== EXERCISE PROMPT ==
Work out how many lines of the listing hold "pedal", then state only that count.

== RECORDS FOR THE EXERCISE ==
_ _ _ _ _

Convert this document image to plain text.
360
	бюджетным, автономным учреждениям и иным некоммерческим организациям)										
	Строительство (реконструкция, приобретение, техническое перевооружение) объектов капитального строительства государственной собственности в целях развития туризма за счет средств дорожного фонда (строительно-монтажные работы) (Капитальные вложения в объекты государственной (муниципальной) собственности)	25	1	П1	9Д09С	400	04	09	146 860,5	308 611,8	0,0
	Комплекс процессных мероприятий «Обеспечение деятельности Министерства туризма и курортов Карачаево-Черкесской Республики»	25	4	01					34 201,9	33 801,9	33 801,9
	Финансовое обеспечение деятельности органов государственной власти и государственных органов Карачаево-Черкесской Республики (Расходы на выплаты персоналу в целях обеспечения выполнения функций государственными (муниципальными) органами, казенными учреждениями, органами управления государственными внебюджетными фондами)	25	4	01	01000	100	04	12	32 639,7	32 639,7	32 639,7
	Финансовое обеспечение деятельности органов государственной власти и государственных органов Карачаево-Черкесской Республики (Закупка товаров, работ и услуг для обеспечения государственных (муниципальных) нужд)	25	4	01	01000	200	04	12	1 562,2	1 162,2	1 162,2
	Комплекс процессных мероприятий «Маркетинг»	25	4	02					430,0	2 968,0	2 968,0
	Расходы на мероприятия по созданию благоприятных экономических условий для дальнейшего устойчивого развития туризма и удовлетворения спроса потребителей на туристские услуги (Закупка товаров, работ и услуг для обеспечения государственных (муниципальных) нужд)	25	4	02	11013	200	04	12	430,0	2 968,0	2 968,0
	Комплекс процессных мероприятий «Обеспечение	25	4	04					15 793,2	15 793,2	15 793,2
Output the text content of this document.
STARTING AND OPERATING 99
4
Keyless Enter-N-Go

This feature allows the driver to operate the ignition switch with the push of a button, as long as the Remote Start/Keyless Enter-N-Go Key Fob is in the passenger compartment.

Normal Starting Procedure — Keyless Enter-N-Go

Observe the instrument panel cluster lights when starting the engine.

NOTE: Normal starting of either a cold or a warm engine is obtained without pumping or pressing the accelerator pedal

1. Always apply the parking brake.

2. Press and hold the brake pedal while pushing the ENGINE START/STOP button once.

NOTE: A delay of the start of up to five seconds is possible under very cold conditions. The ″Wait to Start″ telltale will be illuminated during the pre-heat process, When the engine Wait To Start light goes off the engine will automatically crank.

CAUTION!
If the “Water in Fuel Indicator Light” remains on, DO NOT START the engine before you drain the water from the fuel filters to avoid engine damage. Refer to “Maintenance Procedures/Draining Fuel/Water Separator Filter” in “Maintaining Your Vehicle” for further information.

_ _ _ _ _

== TASK SOLUTION ==
2